**GOAL**
Restate each of the lines below word for word and drop every picture.

## BEGIN LISTED ENTRIES

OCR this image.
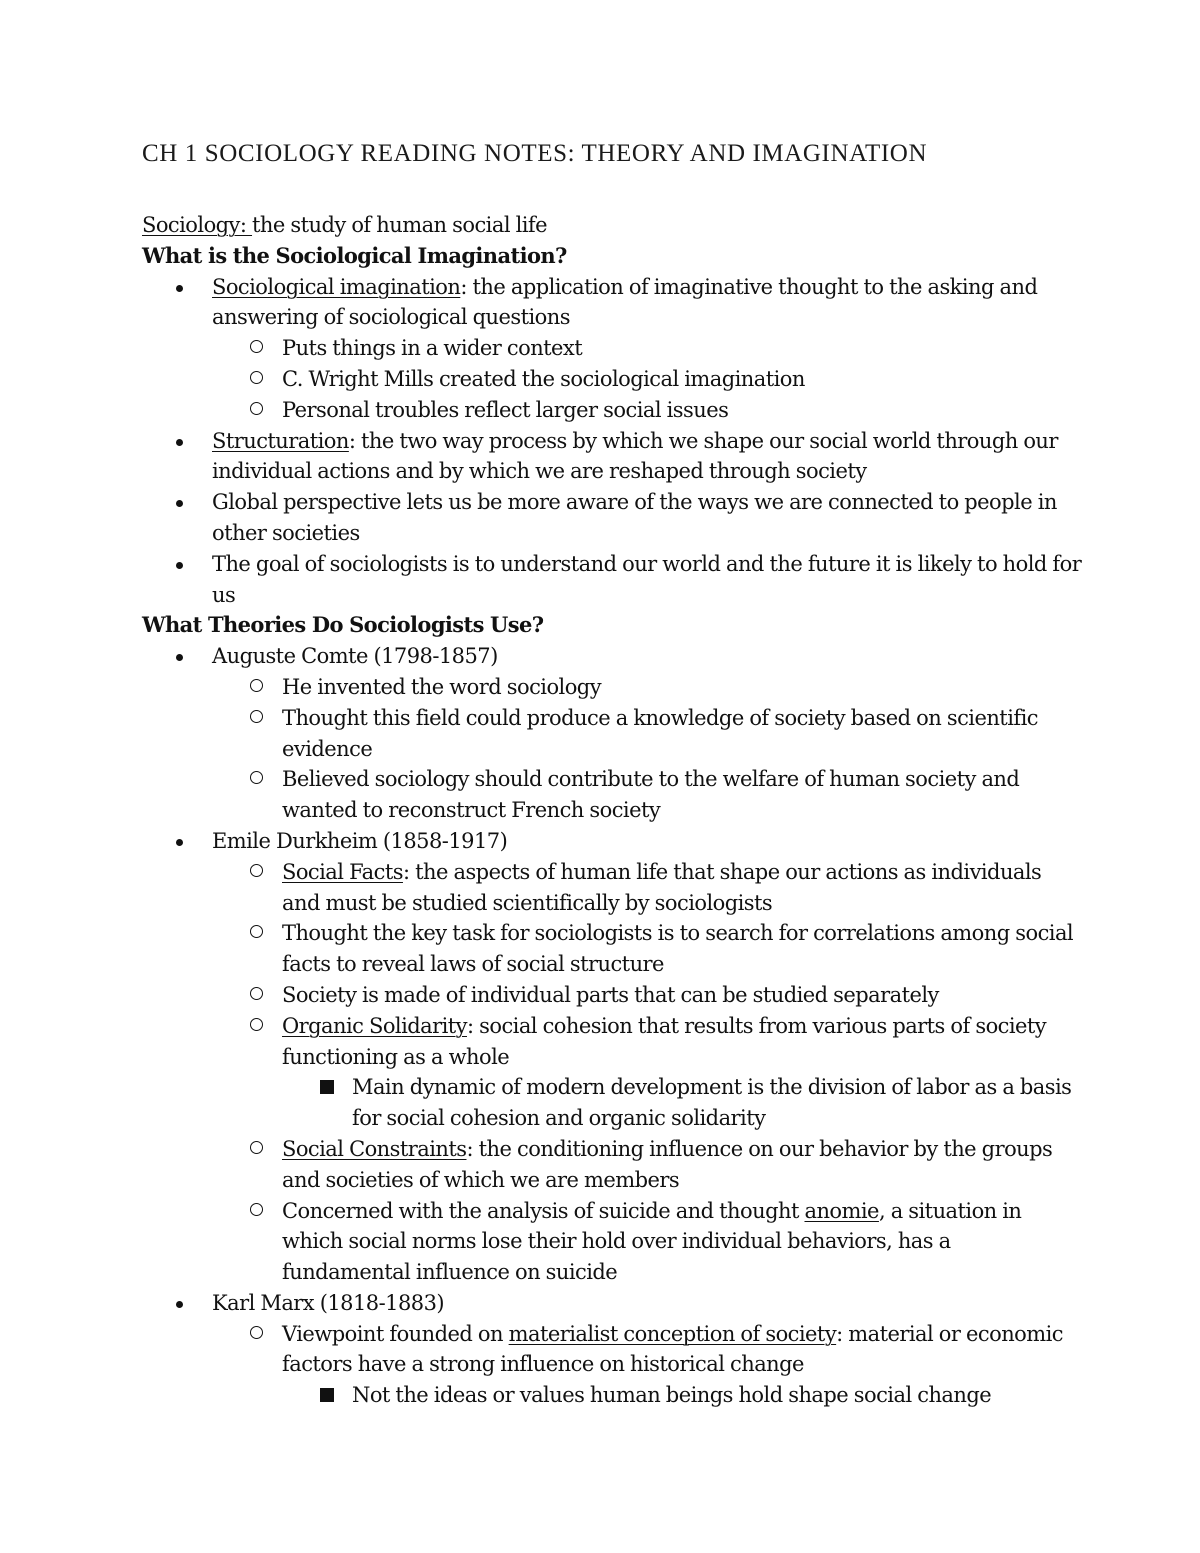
CH 1 SOCIOLOGY READING NOTES: THEORY AND IMAGINATION

Sociology: the study of human social life

What is the Sociological Imagination?

Sociological imagination: the application of imaginative thought to the asking and answering of sociological questions
Puts things in a wider context
C. Wright Mills created the sociological imagination
Personal troubles reflect larger social issues
Structuration: the two way process by which we shape our social world through our individual actions and by which we are reshaped through society
Global perspective lets us be more aware of the ways we are connected to people in other societies
The goal of sociologists is to understand our world and the future it is likely to hold for us

What Theories Do Sociologists Use?

Auguste Comte (1798-1857)
He invented the word sociology
Thought this field could produce a knowledge of society based on scientific evidence
Believed sociology should contribute to the welfare of human society and wanted to reconstruct French society
Emile Durkheim (1858-1917)
Social Facts: the aspects of human life that shape our actions as individuals and must be studied scientifically by sociologists
Thought the key task for sociologists is to search for correlations among social facts to reveal laws of social structure
Society is made of individual parts that can be studied separately
Organic Solidarity: social cohesion that results from various parts of society functioning as a whole
Main dynamic of modern development is the division of labor as a basis for social cohesion and organic solidarity
Social Constraints: the conditioning influence on our behavior by the groups and societies of which we are members
Concerned with the analysis of suicide and thought anomie, a situation in which social norms lose their hold over individual behaviors, has a fundamental influence on suicide
Karl Marx (1818-1883)
Viewpoint founded on materialist conception of society: material or economic factors have a strong influence on historical change
Not the ideas or values human beings hold shape social change
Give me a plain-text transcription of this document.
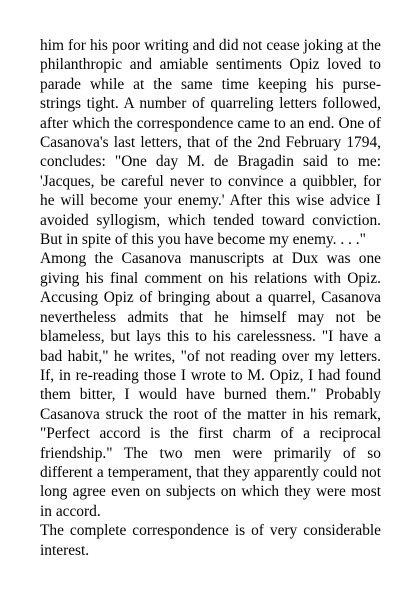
him for his poor writing and did not cease joking at the philanthropic and amiable sentiments Opiz loved to parade while at the same time keeping his purse-strings tight. A number of quarreling letters followed, after which the correspondence came to an end. One of Casanova's last letters, that of the 2nd February 1794, concludes: "One day M. de Bragadin said to me: 'Jacques, be careful never to convince a quibbler, for he will become your enemy.' After this wise advice I avoided syllogism, which tended toward conviction. But in spite of this you have become my enemy. . . ."

Among the Casanova manuscripts at Dux was one giving his final comment on his relations with Opiz. Accusing Opiz of bringing about a quarrel, Casanova nevertheless admits that he himself may not be blameless, but lays this to his carelessness. "I have a bad habit," he writes, "of not reading over my letters. If, in re-reading those I wrote to M. Opiz, I had found them bitter, I would have burned them." Probably Casanova struck the root of the matter in his remark, "Perfect accord is the first charm of a reciprocal friendship." The two men were primarily of so different a temperament, that they apparently could not long agree even on subjects on which they were most in accord.

The complete correspondence is of very considerable interest.
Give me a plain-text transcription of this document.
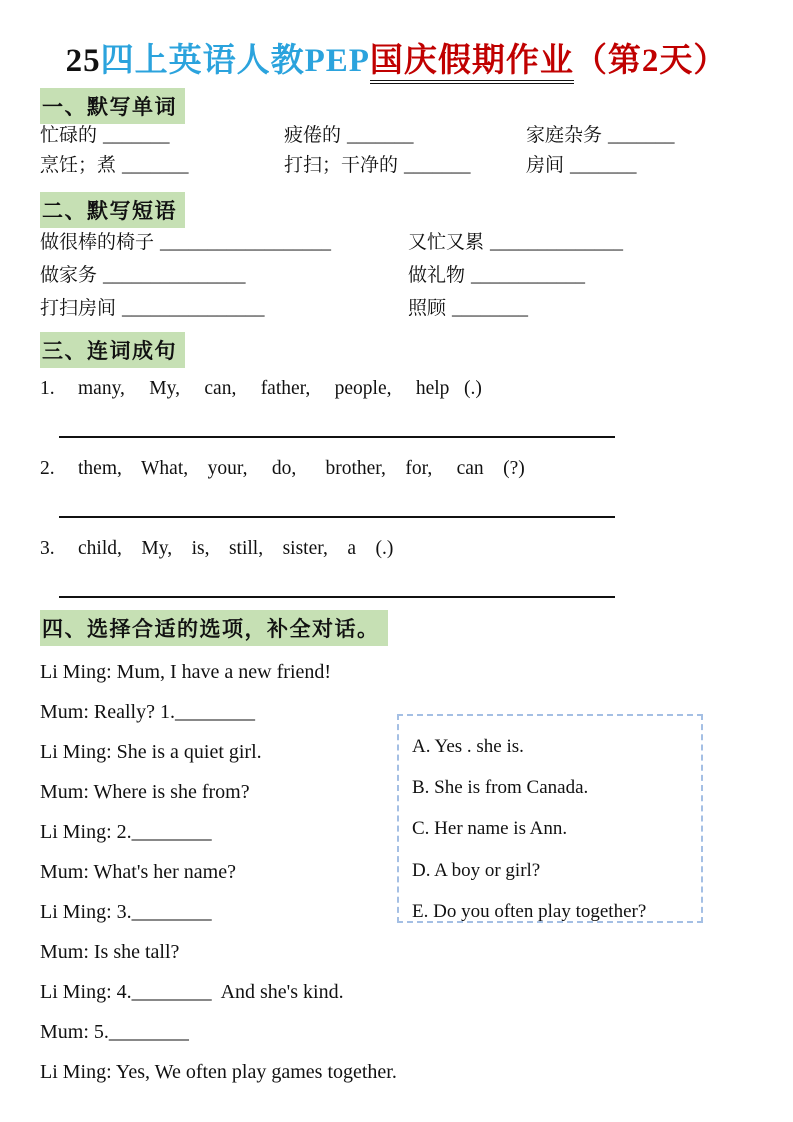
25四上英语人教PEP国庆假期作业（第2天）
一、默写单词
忙碌的 _______	疲倦的 _______	家庭杂务 _______
烹饪；煮 _______	打扫；干净的 _______	房间 _______
二、默写短语
做很棒的椅子 __________________	又忙又累 ______________
做家务 _______________	做礼物 ____________
打扫房间 _______________	照顾 ________
三、连词成句
1.	many,     My,     can,     father,     people,     help   (.)
2.	them,    What,    your,     do,      brother,    for,     can    (?)
3.	child,    My,    is,    still,    sister,    a    (.)
四、选择合适的选项，补全对话。
Li Ming: Mum, I have a new friend!
Mum: Really? 1.________
Li Ming: She is a quiet girl.
Mum: Where is she from?
Li Ming: 2.________
Mum: What's her name?
Li Ming: 3.________
Mum: Is she tall?
Li Ming: 4.________  And she's kind.
Mum: 5.________
Li Ming: Yes, We often play games together.
A. Yes . she is.
B. She is from Canada.
C. Her name is Ann.
D. A boy or girl?
E. Do you often play together?
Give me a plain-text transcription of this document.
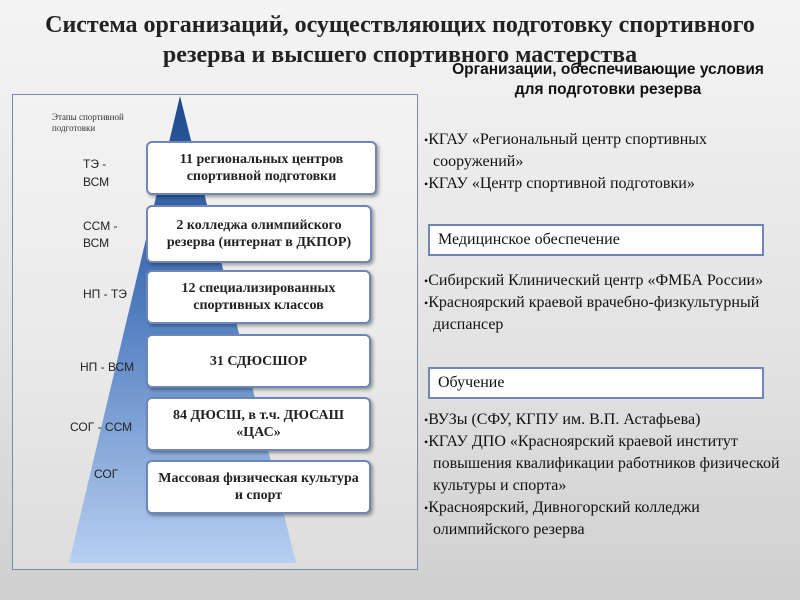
Система организаций, осуществляющих подготовку спортивного резерва и высшего спортивного мастерства
Организации, обеспечивающие условия для подготовки резерва
Этапы спортивной подготовки
ТЭ -
ВСМ
ССМ -
ВСМ
НП - ТЭ
НП - ВСМ
СОГ - ССМ
СОГ
11 региональных центров спортивной подготовки
2 колледжа олимпийского резерва (интернат в ДКПОР)
12 специализированных спортивных классов
31 СДЮСШОР
84 ДЮСШ, в т.ч. ДЮСАШ «ЦАС»
Массовая физическая культура и спорт
• КГАУ «Региональный центр спортивных сооружений»
• КГАУ «Центр спортивной подготовки»
Медицинское обеспечение
• Сибирский Клинический центр «ФМБА России»
• Красноярский краевой врачебно-физкультурный диспансер
Обучение
• ВУЗы (СФУ, КГПУ им. В.П. Астафьева)
• КГАУ ДПО «Красноярский краевой институт повышения квалификации работников физической культуры и спорта»
• Красноярский, Дивногорский колледжи олимпийского резерва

## END LISTED ENTRIES

**WORKED ANSWER**
OCR this image.
CH 1 SOCIOLOGY READING NOTES: THEORY AND IMAGINATION

Sociology: the study of human social life

What is the Sociological Imagination?

Sociological imagination: the application of imaginative thought to the asking and answering of sociological questions
Puts things in a wider context
C. Wright Mills created the sociological imagination
Personal troubles reflect larger social issues
Structuration: the two way process by which we shape our social world through our individual actions and by which we are reshaped through society
Global perspective lets us be more aware of the ways we are connected to people in other societies
The goal of sociologists is to understand our world and the future it is likely to hold for us

What Theories Do Sociologists Use?

Auguste Comte (1798-1857)
He invented the word sociology
Thought this field could produce a knowledge of society based on scientific evidence
Believed sociology should contribute to the welfare of human society and wanted to reconstruct French society
Emile Durkheim (1858-1917)
Social Facts: the aspects of human life that shape our actions as individuals and must be studied scientifically by sociologists
Thought the key task for sociologists is to search for correlations among social facts to reveal laws of social structure
Society is made of individual parts that can be studied separately
Organic Solidarity: social cohesion that results from various parts of society functioning as a whole
Main dynamic of modern development is the division of labor as a basis for social cohesion and organic solidarity
Social Constraints: the conditioning influence on our behavior by the groups and societies of which we are members
Concerned with the analysis of suicide and thought anomie, a situation in which social norms lose their hold over individual behaviors, has a fundamental influence on suicide
Karl Marx (1818-1883)
Viewpoint founded on materialist conception of society: material or economic factors have a strong influence on historical change
Not the ideas or values human beings hold shape social change
Give me a plain-text transcription of this document.
him for his poor writing and did not cease joking at the philanthropic and amiable sentiments Opiz loved to parade while at the same time keeping his purse-strings tight. A number of quarreling letters followed, after which the correspondence came to an end. One of Casanova's last letters, that of the 2nd February 1794, concludes: "One day M. de Bragadin said to me: 'Jacques, be careful never to convince a quibbler, for he will become your enemy.' After this wise advice I avoided syllogism, which tended toward conviction. But in spite of this you have become my enemy. . . ."

Among the Casanova manuscripts at Dux was one giving his final comment on his relations with Opiz. Accusing Opiz of bringing about a quarrel, Casanova nevertheless admits that he himself may not be blameless, but lays this to his carelessness. "I have a bad habit," he writes, "of not reading over my letters. If, in re-reading those I wrote to M. Opiz, I had found them bitter, I would have burned them." Probably Casanova struck the root of the matter in his remark, "Perfect accord is the first charm of a reciprocal friendship." The two men were primarily of so different a temperament, that they apparently could not long agree even on subjects on which they were most in accord.

The complete correspondence is of very considerable interest.
Give me a plain-text transcription of this document.
25四上英语人教PEP国庆假期作业（第2天）
一、默写单词
忙碌的 _______	疲倦的 _______	家庭杂务 _______
烹饪；煮 _______	打扫；干净的 _______	房间 _______
二、默写短语
做很棒的椅子 __________________	又忙又累 ______________
做家务 _______________	做礼物 ____________
打扫房间 _______________	照顾 ________
三、连词成句
1.	many,     My,     can,     father,     people,     help   (.)
2.	them,    What,    your,     do,      brother,    for,     can    (?)
3.	child,    My,    is,    still,    sister,    a    (.)
四、选择合适的选项，补全对话。
Li Ming: Mum, I have a new friend!
Mum: Really? 1.________
Li Ming: She is a quiet girl.
Mum: Where is she from?
Li Ming: 2.________
Mum: What's her name?
Li Ming: 3.________
Mum: Is she tall?
Li Ming: 4.________  And she's kind.
Mum: 5.________
Li Ming: Yes, We often play games together.
A. Yes . she is.
B. She is from Canada.
C. Her name is Ann.
D. A boy or girl?
E. Do you often play together?
Give me a plain-text transcription of this document.
Система организаций, осуществляющих подготовку спортивного резерва и высшего спортивного мастерства
Организации, обеспечивающие условия для подготовки резерва
Этапы спортивной подготовки
ТЭ -
ВСМ
ССМ -
ВСМ
НП - ТЭ
НП - ВСМ
СОГ - ССМ
СОГ
11 региональных центров спортивной подготовки
2 колледжа олимпийского резерва (интернат в ДКПОР)
12 специализированных спортивных классов
31 СДЮСШОР
84 ДЮСШ, в т.ч. ДЮСАШ «ЦАС»
Массовая физическая культура и спорт
• КГАУ «Региональный центр спортивных сооружений»
• КГАУ «Центр спортивной подготовки»
Медицинское обеспечение
• Сибирский Клинический центр «ФМБА России»
• Красноярский краевой врачебно-физкультурный диспансер
Обучение
• ВУЗы (СФУ, КГПУ им. В.П. Астафьева)
• КГАУ ДПО «Красноярский краевой институт повышения квалификации работников физической культуры и спорта»
• Красноярский, Дивногорский колледжи олимпийского резерва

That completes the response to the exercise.